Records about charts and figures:
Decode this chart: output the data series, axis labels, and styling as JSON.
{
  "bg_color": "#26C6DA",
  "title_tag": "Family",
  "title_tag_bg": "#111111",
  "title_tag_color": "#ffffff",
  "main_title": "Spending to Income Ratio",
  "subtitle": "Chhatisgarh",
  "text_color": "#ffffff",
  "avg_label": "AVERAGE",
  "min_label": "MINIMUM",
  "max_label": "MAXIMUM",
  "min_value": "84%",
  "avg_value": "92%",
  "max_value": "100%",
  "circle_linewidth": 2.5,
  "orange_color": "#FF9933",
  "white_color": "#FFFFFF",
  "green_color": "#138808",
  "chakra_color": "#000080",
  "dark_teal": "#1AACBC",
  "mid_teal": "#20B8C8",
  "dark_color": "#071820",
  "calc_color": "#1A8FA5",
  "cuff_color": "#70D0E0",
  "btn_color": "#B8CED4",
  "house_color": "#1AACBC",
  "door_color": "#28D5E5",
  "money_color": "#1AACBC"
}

**WORK REQUIRED**
Your task is to reproduce all of the records exactly.

**OUTPUT OF THE TASK**
Decode this chart: output the data series, axis labels, and styling as JSON.
{
  "bg_color": "#26C6DA",
  "title_tag": "Family",
  "title_tag_bg": "#111111",
  "title_tag_color": "#ffffff",
  "main_title": "Spending to Income Ratio",
  "subtitle": "Chhatisgarh",
  "text_color": "#ffffff",
  "avg_label": "AVERAGE",
  "min_label": "MINIMUM",
  "max_label": "MAXIMUM",
  "min_value": "84%",
  "avg_value": "92%",
  "max_value": "100%",
  "circle_linewidth": 2.5,
  "orange_color": "#FF9933",
  "white_color": "#FFFFFF",
  "green_color": "#138808",
  "chakra_color": "#000080",
  "dark_teal": "#1AACBC",
  "mid_teal": "#20B8C8",
  "dark_color": "#071820",
  "calc_color": "#1A8FA5",
  "cuff_color": "#70D0E0",
  "btn_color": "#B8CED4",
  "house_color": "#1AACBC",
  "door_color": "#28D5E5",
  "money_color": "#1AACBC"
}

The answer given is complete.